* Begin STORED RECORDS *

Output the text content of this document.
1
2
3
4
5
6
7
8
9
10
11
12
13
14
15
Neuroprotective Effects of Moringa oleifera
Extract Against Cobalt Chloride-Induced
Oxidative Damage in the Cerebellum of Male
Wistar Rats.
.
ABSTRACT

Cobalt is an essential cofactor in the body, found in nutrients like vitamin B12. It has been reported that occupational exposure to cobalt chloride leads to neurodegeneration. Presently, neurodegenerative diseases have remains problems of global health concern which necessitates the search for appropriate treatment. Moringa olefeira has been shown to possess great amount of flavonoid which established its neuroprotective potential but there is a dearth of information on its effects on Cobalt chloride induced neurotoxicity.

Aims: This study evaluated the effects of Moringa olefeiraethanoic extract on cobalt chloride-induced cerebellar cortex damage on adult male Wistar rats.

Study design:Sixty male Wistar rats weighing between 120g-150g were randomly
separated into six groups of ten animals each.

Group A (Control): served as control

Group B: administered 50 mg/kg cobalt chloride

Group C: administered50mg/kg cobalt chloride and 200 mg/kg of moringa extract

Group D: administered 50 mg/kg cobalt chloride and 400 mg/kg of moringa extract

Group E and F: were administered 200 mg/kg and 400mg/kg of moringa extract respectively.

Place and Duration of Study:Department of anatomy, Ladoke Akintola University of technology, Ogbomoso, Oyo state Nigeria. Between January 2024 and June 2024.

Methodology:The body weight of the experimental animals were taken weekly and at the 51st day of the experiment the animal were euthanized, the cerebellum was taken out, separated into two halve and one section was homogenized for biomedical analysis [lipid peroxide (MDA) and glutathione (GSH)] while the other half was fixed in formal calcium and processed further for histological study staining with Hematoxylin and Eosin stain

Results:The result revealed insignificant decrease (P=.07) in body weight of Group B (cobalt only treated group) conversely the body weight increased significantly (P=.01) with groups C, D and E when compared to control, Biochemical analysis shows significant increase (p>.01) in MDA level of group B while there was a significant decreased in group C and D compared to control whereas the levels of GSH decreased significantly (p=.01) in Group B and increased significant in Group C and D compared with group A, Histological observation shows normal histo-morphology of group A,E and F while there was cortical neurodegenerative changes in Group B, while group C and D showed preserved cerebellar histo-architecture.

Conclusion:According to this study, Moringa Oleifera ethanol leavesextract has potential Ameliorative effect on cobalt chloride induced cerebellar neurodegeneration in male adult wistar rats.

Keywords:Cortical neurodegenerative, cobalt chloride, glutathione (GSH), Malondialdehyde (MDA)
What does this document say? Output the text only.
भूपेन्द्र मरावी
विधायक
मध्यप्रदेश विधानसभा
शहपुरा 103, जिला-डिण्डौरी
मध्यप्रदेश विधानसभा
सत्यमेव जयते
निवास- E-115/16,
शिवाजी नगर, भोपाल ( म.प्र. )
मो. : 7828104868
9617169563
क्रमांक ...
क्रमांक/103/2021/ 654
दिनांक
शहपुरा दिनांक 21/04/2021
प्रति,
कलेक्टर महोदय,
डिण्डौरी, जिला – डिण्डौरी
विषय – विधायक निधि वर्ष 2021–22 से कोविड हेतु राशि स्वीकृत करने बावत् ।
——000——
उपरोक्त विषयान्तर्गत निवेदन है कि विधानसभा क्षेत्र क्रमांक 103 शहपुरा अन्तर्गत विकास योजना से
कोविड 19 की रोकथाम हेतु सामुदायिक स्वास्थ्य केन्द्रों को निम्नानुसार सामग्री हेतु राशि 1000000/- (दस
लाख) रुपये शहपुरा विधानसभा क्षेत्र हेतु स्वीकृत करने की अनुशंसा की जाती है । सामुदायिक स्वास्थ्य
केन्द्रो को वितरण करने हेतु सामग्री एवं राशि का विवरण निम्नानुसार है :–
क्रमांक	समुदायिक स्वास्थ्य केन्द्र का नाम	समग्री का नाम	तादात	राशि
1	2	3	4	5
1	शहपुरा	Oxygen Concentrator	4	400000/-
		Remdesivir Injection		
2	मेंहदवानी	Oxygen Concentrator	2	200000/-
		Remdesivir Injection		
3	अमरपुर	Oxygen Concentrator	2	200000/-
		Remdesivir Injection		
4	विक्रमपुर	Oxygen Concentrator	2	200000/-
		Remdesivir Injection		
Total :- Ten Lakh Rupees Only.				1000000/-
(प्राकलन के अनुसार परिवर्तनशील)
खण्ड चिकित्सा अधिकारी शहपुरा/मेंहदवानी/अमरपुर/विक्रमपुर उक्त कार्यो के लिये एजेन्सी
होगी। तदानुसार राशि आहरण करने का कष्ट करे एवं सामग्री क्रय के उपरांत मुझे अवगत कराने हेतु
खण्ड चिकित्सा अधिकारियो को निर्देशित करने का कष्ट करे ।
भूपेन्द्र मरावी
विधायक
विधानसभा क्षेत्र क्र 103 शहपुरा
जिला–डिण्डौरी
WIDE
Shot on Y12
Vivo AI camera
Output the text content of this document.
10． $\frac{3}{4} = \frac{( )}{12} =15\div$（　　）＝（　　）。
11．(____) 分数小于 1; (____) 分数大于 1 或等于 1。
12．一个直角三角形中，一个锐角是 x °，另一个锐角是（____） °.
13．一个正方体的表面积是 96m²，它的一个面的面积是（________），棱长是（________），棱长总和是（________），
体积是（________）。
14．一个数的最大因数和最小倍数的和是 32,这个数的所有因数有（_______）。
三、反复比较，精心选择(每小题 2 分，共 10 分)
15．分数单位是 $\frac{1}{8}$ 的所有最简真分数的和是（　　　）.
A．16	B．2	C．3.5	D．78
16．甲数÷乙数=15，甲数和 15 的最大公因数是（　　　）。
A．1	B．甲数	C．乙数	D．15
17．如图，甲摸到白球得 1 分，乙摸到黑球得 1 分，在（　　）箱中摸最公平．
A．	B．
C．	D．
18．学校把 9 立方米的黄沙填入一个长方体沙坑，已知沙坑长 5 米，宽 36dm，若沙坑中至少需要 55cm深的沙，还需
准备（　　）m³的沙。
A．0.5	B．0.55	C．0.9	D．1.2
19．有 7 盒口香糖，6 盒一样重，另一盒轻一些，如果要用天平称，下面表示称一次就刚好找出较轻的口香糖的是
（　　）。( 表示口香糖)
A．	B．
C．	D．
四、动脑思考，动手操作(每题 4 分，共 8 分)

* End STORED RECORDS *

YOUR OBJECTIVE => Repeat every line of the records above exactly.

IN RESPONSE =>
Output the text content of this document.
1
2
3
4
5
6
7
8
9
10
11
12
13
14
15
Neuroprotective Effects of Moringa oleifera
Extract Against Cobalt Chloride-Induced
Oxidative Damage in the Cerebellum of Male
Wistar Rats.
.
ABSTRACT

Cobalt is an essential cofactor in the body, found in nutrients like vitamin B12. It has been reported that occupational exposure to cobalt chloride leads to neurodegeneration. Presently, neurodegenerative diseases have remains problems of global health concern which necessitates the search for appropriate treatment. Moringa olefeira has been shown to possess great amount of flavonoid which established its neuroprotective potential but there is a dearth of information on its effects on Cobalt chloride induced neurotoxicity.

Aims: This study evaluated the effects of Moringa olefeiraethanoic extract on cobalt chloride-induced cerebellar cortex damage on adult male Wistar rats.

Study design:Sixty male Wistar rats weighing between 120g-150g were randomly
separated into six groups of ten animals each.

Group A (Control): served as control

Group B: administered 50 mg/kg cobalt chloride

Group C: administered50mg/kg cobalt chloride and 200 mg/kg of moringa extract

Group D: administered 50 mg/kg cobalt chloride and 400 mg/kg of moringa extract

Group E and F: were administered 200 mg/kg and 400mg/kg of moringa extract respectively.

Place and Duration of Study:Department of anatomy, Ladoke Akintola University of technology, Ogbomoso, Oyo state Nigeria. Between January 2024 and June 2024.

Methodology:The body weight of the experimental animals were taken weekly and at the 51st day of the experiment the animal were euthanized, the cerebellum was taken out, separated into two halve and one section was homogenized for biomedical analysis [lipid peroxide (MDA) and glutathione (GSH)] while the other half was fixed in formal calcium and processed further for histological study staining with Hematoxylin and Eosin stain

Results:The result revealed insignificant decrease (P=.07) in body weight of Group B (cobalt only treated group) conversely the body weight increased significantly (P=.01) with groups C, D and E when compared to control, Biochemical analysis shows significant increase (p>.01) in MDA level of group B while there was a significant decreased in group C and D compared to control whereas the levels of GSH decreased significantly (p=.01) in Group B and increased significant in Group C and D compared with group A, Histological observation shows normal histo-morphology of group A,E and F while there was cortical neurodegenerative changes in Group B, while group C and D showed preserved cerebellar histo-architecture.

Conclusion:According to this study, Moringa Oleifera ethanol leavesextract has potential Ameliorative effect on cobalt chloride induced cerebellar neurodegeneration in male adult wistar rats.

Keywords:Cortical neurodegenerative, cobalt chloride, glutathione (GSH), Malondialdehyde (MDA)
What does this document say? Output the text only.
भूपेन्द्र मरावी
विधायक
मध्यप्रदेश विधानसभा
शहपुरा 103, जिला-डिण्डौरी
मध्यप्रदेश विधानसभा
सत्यमेव जयते
निवास- E-115/16,
शिवाजी नगर, भोपाल ( म.प्र. )
मो. : 7828104868
9617169563
क्रमांक ...
क्रमांक/103/2021/ 654
दिनांक
शहपुरा दिनांक 21/04/2021
प्रति,
कलेक्टर महोदय,
डिण्डौरी, जिला – डिण्डौरी
विषय – विधायक निधि वर्ष 2021–22 से कोविड हेतु राशि स्वीकृत करने बावत् ।
——000——
उपरोक्त विषयान्तर्गत निवेदन है कि विधानसभा क्षेत्र क्रमांक 103 शहपुरा अन्तर्गत विकास योजना से
कोविड 19 की रोकथाम हेतु सामुदायिक स्वास्थ्य केन्द्रों को निम्नानुसार सामग्री हेतु राशि 1000000/- (दस
लाख) रुपये शहपुरा विधानसभा क्षेत्र हेतु स्वीकृत करने की अनुशंसा की जाती है । सामुदायिक स्वास्थ्य
केन्द्रो को वितरण करने हेतु सामग्री एवं राशि का विवरण निम्नानुसार है :–
क्रमांक	समुदायिक स्वास्थ्य केन्द्र का नाम	समग्री का नाम	तादात	राशि
1	2	3	4	5
1	शहपुरा	Oxygen Concentrator	4	400000/-
		Remdesivir Injection		
2	मेंहदवानी	Oxygen Concentrator	2	200000/-
		Remdesivir Injection		
3	अमरपुर	Oxygen Concentrator	2	200000/-
		Remdesivir Injection		
4	विक्रमपुर	Oxygen Concentrator	2	200000/-
		Remdesivir Injection		
Total :- Ten Lakh Rupees Only.				1000000/-
(प्राकलन के अनुसार परिवर्तनशील)
खण्ड चिकित्सा अधिकारी शहपुरा/मेंहदवानी/अमरपुर/विक्रमपुर उक्त कार्यो के लिये एजेन्सी
होगी। तदानुसार राशि आहरण करने का कष्ट करे एवं सामग्री क्रय के उपरांत मुझे अवगत कराने हेतु
खण्ड चिकित्सा अधिकारियो को निर्देशित करने का कष्ट करे ।
भूपेन्द्र मरावी
विधायक
विधानसभा क्षेत्र क्र 103 शहपुरा
जिला–डिण्डौरी
WIDE
Shot on Y12
Vivo AI camera
Output the text content of this document.
10． $\frac{3}{4} = \frac{( )}{12} =15\div$（　　）＝（　　）。
11．(____) 分数小于 1; (____) 分数大于 1 或等于 1。
12．一个直角三角形中，一个锐角是 x °，另一个锐角是（____） °.
13．一个正方体的表面积是 96m²，它的一个面的面积是（________），棱长是（________），棱长总和是（________），
体积是（________）。
14．一个数的最大因数和最小倍数的和是 32,这个数的所有因数有（_______）。
三、反复比较，精心选择(每小题 2 分，共 10 分)
15．分数单位是 $\frac{1}{8}$ 的所有最简真分数的和是（　　　）.
A．16	B．2	C．3.5	D．78
16．甲数÷乙数=15，甲数和 15 的最大公因数是（　　　）。
A．1	B．甲数	C．乙数	D．15
17．如图，甲摸到白球得 1 分，乙摸到黑球得 1 分，在（　　）箱中摸最公平．
A．	B．
C．	D．
18．学校把 9 立方米的黄沙填入一个长方体沙坑，已知沙坑长 5 米，宽 36dm，若沙坑中至少需要 55cm深的沙，还需
准备（　　）m³的沙。
A．0.5	B．0.55	C．0.9	D．1.2
19．有 7 盒口香糖，6 盒一样重，另一盒轻一些，如果要用天平称，下面表示称一次就刚好找出较轻的口香糖的是
（　　）。( 表示口香糖)
A．	B．
C．	D．
四、动脑思考，动手操作(每题 4 分，共 8 分)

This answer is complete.